Task directions: Extract, from the records beneath this instruction, each line that contains the word "flux".

[Records excerpted from a collection]

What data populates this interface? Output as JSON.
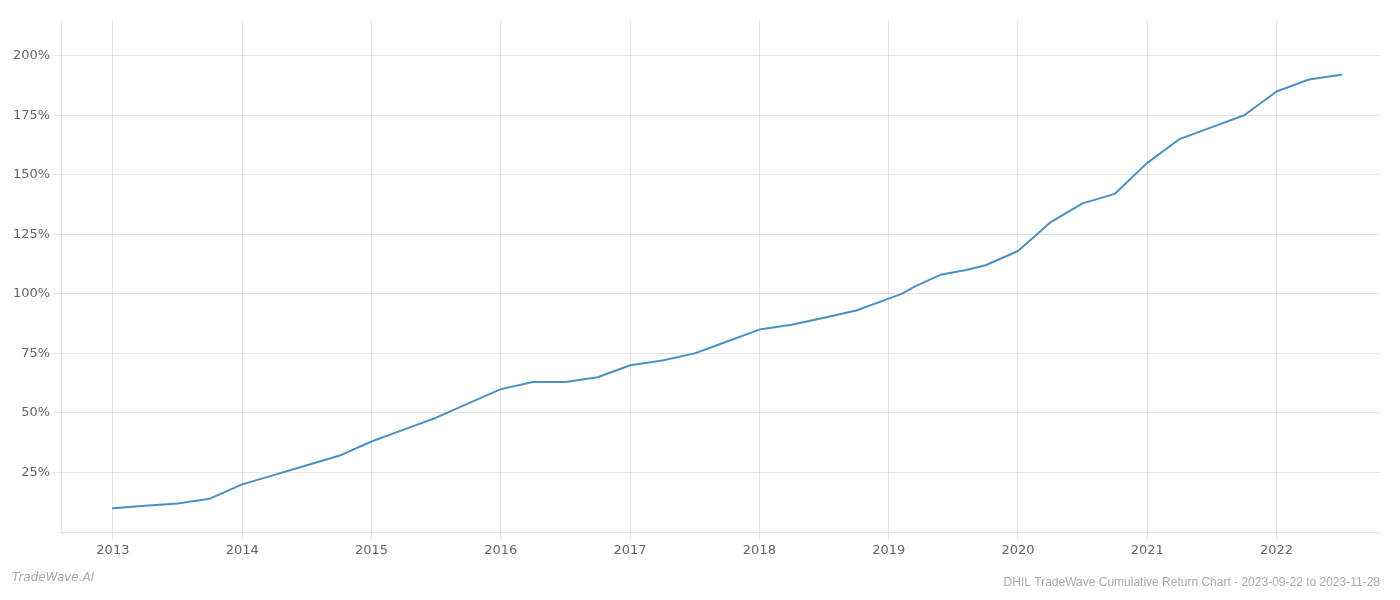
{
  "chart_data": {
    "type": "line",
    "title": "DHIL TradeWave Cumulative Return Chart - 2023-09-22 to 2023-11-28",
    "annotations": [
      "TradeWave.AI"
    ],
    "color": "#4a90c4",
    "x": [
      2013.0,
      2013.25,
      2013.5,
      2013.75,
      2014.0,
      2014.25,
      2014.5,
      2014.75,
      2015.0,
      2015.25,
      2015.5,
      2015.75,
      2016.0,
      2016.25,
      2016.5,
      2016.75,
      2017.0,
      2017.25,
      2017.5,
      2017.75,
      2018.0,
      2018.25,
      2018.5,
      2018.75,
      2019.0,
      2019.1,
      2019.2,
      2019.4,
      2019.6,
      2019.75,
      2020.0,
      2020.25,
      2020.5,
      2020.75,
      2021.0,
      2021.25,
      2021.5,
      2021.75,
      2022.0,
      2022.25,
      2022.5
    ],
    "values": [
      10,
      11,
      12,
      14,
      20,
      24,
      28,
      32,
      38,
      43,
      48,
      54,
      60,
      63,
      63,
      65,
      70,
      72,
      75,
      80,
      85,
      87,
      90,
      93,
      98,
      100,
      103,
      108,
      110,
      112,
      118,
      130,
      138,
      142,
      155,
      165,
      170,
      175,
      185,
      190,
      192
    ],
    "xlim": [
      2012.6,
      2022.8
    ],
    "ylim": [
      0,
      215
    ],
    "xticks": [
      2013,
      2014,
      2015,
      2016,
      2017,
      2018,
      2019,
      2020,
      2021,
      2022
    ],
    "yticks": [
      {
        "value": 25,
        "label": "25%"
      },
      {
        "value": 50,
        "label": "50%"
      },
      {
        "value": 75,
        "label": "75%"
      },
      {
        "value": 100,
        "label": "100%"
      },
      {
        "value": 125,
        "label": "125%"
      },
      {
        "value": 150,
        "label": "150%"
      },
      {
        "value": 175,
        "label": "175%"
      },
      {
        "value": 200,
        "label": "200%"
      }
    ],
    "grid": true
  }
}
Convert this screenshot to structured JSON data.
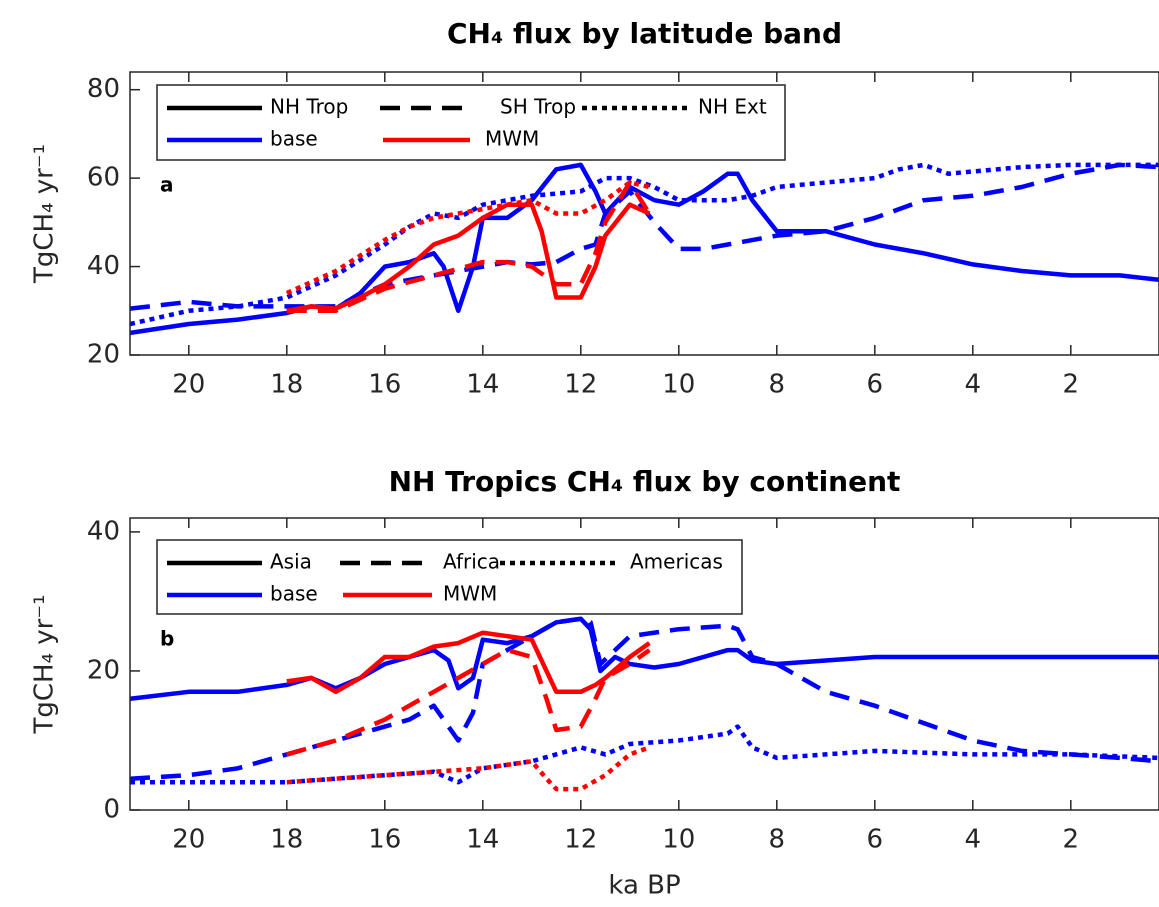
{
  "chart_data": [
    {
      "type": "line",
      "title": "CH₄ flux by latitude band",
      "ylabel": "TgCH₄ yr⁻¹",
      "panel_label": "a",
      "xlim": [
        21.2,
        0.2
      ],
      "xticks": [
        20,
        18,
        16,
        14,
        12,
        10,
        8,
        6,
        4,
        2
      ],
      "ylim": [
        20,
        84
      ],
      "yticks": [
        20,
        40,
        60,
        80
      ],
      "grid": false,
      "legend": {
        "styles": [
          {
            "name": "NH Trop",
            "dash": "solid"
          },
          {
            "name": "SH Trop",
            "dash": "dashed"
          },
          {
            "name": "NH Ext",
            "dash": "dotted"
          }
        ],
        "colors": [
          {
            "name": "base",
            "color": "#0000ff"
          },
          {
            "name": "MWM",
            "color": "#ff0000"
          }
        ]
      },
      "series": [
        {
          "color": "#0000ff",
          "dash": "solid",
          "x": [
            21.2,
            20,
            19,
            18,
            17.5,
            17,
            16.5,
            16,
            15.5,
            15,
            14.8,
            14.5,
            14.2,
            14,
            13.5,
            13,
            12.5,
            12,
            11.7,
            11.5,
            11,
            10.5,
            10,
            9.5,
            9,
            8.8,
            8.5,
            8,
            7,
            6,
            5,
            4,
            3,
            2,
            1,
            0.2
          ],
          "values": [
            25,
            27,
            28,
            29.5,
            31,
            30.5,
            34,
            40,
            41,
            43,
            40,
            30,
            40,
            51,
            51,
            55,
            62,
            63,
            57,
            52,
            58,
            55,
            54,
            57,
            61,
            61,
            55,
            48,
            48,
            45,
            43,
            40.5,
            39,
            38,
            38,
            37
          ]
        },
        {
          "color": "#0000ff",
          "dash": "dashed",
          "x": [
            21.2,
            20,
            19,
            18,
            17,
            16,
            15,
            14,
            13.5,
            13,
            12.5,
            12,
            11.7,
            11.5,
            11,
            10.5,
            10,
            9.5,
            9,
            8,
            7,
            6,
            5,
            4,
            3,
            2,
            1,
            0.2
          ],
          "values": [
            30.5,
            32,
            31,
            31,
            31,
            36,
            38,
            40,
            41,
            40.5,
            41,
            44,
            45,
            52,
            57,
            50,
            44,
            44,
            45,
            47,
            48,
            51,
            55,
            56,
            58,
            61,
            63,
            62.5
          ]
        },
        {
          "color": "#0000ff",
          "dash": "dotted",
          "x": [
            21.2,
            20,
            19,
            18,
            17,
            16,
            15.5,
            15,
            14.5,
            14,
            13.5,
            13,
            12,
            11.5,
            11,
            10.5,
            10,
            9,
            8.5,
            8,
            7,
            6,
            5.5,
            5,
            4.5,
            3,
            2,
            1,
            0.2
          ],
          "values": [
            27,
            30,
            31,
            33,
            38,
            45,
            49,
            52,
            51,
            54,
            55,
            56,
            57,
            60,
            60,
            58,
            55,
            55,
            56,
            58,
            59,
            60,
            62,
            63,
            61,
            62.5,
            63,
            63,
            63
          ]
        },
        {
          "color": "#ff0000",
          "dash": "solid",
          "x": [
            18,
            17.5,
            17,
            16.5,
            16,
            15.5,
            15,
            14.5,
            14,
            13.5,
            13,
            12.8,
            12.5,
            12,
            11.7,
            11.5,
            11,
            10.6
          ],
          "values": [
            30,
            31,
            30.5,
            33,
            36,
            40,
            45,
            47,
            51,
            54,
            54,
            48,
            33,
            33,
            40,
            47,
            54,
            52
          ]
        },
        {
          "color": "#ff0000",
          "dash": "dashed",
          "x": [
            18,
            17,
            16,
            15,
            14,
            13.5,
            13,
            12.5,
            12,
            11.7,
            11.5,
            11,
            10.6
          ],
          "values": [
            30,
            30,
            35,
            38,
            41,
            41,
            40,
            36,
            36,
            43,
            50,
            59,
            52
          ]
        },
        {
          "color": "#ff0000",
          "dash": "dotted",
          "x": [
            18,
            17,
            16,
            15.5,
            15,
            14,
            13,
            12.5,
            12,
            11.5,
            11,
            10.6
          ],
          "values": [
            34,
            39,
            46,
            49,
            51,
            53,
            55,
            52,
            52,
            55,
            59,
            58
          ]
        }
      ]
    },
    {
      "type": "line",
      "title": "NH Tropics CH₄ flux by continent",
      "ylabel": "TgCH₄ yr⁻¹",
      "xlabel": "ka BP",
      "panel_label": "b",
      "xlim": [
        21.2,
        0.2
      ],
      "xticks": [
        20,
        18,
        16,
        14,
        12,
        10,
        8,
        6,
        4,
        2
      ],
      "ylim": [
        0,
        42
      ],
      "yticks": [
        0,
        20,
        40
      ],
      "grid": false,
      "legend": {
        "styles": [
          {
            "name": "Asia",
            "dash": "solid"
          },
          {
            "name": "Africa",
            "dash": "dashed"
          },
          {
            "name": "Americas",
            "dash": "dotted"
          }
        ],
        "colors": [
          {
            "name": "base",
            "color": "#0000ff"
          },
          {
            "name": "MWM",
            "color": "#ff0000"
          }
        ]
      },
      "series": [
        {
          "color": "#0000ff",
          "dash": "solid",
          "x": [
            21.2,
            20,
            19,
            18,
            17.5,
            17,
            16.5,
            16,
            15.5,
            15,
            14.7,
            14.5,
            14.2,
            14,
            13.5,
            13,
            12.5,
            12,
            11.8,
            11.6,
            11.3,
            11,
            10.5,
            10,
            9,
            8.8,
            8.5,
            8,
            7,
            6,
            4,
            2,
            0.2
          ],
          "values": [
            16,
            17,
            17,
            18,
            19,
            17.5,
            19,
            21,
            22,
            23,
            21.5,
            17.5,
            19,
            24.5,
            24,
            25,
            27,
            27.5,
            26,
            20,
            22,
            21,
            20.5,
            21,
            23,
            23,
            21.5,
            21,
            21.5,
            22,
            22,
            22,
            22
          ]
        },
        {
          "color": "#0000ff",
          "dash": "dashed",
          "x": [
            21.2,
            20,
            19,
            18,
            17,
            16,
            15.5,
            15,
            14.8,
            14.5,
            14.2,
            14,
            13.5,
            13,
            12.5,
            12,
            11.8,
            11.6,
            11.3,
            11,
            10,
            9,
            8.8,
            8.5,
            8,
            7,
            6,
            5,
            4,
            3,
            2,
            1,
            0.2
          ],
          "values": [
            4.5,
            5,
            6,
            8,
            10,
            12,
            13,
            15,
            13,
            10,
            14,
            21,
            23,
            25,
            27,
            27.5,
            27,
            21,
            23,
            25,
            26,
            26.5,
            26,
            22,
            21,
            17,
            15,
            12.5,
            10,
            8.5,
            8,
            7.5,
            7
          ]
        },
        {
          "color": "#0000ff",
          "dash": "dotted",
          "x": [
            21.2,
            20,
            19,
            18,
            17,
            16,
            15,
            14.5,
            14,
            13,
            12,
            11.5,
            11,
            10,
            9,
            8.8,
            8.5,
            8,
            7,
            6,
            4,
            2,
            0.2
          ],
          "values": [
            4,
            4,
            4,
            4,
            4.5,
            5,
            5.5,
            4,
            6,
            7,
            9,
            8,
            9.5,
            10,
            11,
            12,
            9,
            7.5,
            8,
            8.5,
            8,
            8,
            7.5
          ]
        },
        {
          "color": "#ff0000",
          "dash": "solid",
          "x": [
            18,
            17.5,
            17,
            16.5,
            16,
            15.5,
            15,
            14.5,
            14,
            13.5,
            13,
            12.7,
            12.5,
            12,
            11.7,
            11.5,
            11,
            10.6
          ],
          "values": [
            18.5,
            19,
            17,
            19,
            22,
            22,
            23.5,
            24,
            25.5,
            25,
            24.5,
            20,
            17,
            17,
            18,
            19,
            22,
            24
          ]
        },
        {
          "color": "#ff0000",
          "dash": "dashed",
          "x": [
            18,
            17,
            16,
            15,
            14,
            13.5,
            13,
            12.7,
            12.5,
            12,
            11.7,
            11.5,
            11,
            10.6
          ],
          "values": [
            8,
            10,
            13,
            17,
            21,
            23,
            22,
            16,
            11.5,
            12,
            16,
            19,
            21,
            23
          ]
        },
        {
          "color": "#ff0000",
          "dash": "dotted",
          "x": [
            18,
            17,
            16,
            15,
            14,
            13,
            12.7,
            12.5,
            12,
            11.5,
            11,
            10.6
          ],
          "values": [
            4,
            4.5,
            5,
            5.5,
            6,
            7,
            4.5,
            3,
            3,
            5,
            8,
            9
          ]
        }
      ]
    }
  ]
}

Worked solution:
      "title": "CH₄ flux by latitude band",
      "title": "NH Tropics CH₄ flux by continent",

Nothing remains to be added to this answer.